* **SHORT EXERCISE**:
Repeat each entry as written and leave the images out of the copy.
____ EXERCISE MATERIALS
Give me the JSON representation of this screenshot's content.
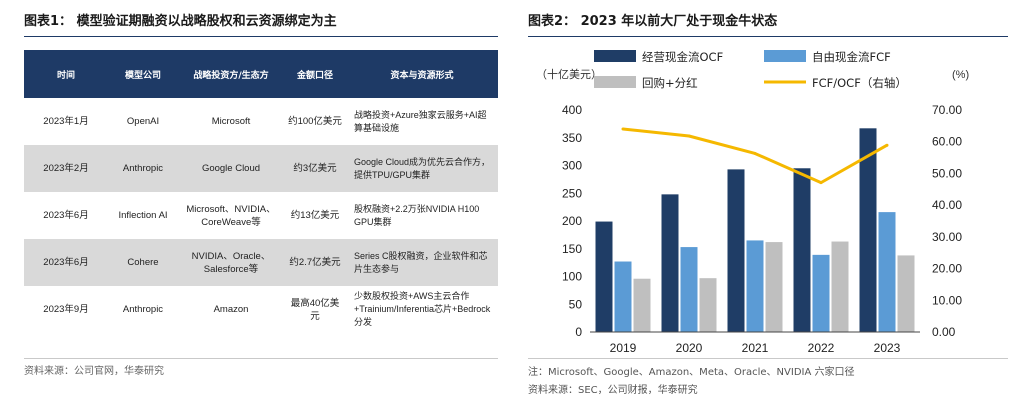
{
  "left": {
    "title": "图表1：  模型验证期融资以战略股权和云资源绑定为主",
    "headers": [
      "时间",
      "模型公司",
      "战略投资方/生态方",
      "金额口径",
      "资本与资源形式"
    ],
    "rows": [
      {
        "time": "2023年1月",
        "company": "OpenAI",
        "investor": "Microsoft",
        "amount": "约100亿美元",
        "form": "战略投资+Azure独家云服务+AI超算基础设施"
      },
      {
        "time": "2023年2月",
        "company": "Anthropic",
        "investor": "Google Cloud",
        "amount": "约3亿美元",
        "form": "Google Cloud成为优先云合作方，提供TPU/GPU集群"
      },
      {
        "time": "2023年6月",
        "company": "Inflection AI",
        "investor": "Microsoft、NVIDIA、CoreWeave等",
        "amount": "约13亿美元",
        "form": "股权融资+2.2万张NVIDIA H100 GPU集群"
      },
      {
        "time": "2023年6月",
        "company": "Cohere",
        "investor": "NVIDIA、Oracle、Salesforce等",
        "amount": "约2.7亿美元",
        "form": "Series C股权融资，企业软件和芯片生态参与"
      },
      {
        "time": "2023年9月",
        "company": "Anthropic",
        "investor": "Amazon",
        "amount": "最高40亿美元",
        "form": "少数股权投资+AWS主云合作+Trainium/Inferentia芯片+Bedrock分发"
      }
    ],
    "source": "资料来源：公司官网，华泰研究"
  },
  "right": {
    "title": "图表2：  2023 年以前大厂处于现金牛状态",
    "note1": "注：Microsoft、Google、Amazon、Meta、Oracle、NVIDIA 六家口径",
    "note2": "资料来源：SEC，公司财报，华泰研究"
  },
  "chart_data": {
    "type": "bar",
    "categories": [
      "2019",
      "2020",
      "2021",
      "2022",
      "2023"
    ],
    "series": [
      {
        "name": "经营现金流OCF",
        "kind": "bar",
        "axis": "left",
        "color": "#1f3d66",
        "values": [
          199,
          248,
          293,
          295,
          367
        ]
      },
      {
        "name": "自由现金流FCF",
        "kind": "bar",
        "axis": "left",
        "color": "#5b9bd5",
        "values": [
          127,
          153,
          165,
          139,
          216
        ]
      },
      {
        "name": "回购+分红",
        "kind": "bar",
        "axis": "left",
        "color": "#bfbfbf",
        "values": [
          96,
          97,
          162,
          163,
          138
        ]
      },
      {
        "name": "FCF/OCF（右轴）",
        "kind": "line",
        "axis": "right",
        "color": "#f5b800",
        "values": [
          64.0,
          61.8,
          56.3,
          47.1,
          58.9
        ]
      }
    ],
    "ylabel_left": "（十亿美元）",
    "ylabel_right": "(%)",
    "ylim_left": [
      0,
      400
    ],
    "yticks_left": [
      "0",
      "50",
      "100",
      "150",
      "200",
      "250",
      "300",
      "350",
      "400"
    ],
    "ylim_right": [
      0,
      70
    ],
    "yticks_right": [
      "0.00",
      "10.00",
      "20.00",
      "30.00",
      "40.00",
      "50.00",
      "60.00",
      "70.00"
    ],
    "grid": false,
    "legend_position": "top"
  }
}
________
* **TASK RESPONSE**:
Give me the JSON representation of this screenshot's content.
{
  "left": {
    "title": "图表1：  模型验证期融资以战略股权和云资源绑定为主",
    "headers": [
      "时间",
      "模型公司",
      "战略投资方/生态方",
      "金额口径",
      "资本与资源形式"
    ],
    "rows": [
      {
        "time": "2023年1月",
        "company": "OpenAI",
        "investor": "Microsoft",
        "amount": "约100亿美元",
        "form": "战略投资+Azure独家云服务+AI超算基础设施"
      },
      {
        "time": "2023年2月",
        "company": "Anthropic",
        "investor": "Google Cloud",
        "amount": "约3亿美元",
        "form": "Google Cloud成为优先云合作方，提供TPU/GPU集群"
      },
      {
        "time": "2023年6月",
        "company": "Inflection AI",
        "investor": "Microsoft、NVIDIA、CoreWeave等",
        "amount": "约13亿美元",
        "form": "股权融资+2.2万张NVIDIA H100 GPU集群"
      },
      {
        "time": "2023年6月",
        "company": "Cohere",
        "investor": "NVIDIA、Oracle、Salesforce等",
        "amount": "约2.7亿美元",
        "form": "Series C股权融资，企业软件和芯片生态参与"
      },
      {
        "time": "2023年9月",
        "company": "Anthropic",
        "investor": "Amazon",
        "amount": "最高40亿美元",
        "form": "少数股权投资+AWS主云合作+Trainium/Inferentia芯片+Bedrock分发"
      }
    ],
    "source": "资料来源：公司官网，华泰研究"
  },
  "right": {
    "title": "图表2：  2023 年以前大厂处于现金牛状态",
    "note1": "注：Microsoft、Google、Amazon、Meta、Oracle、NVIDIA 六家口径",
    "note2": "资料来源：SEC，公司财报，华泰研究"
  },
  "chart_data": {
    "type": "bar",
    "categories": [
      "2019",
      "2020",
      "2021",
      "2022",
      "2023"
    ],
    "series": [
      {
        "name": "经营现金流OCF",
        "kind": "bar",
        "axis": "left",
        "color": "#1f3d66",
        "values": [
          199,
          248,
          293,
          295,
          367
        ]
      },
      {
        "name": "自由现金流FCF",
        "kind": "bar",
        "axis": "left",
        "color": "#5b9bd5",
        "values": [
          127,
          153,
          165,
          139,
          216
        ]
      },
      {
        "name": "回购+分红",
        "kind": "bar",
        "axis": "left",
        "color": "#bfbfbf",
        "values": [
          96,
          97,
          162,
          163,
          138
        ]
      },
      {
        "name": "FCF/OCF（右轴）",
        "kind": "line",
        "axis": "right",
        "color": "#f5b800",
        "values": [
          64.0,
          61.8,
          56.3,
          47.1,
          58.9
        ]
      }
    ],
    "ylabel_left": "（十亿美元）",
    "ylabel_right": "(%)",
    "ylim_left": [
      0,
      400
    ],
    "yticks_left": [
      "0",
      "50",
      "100",
      "150",
      "200",
      "250",
      "300",
      "350",
      "400"
    ],
    "ylim_right": [
      0,
      70
    ],
    "yticks_right": [
      "0.00",
      "10.00",
      "20.00",
      "30.00",
      "40.00",
      "50.00",
      "60.00",
      "70.00"
    ],
    "grid": false,
    "legend_position": "top"
  }
}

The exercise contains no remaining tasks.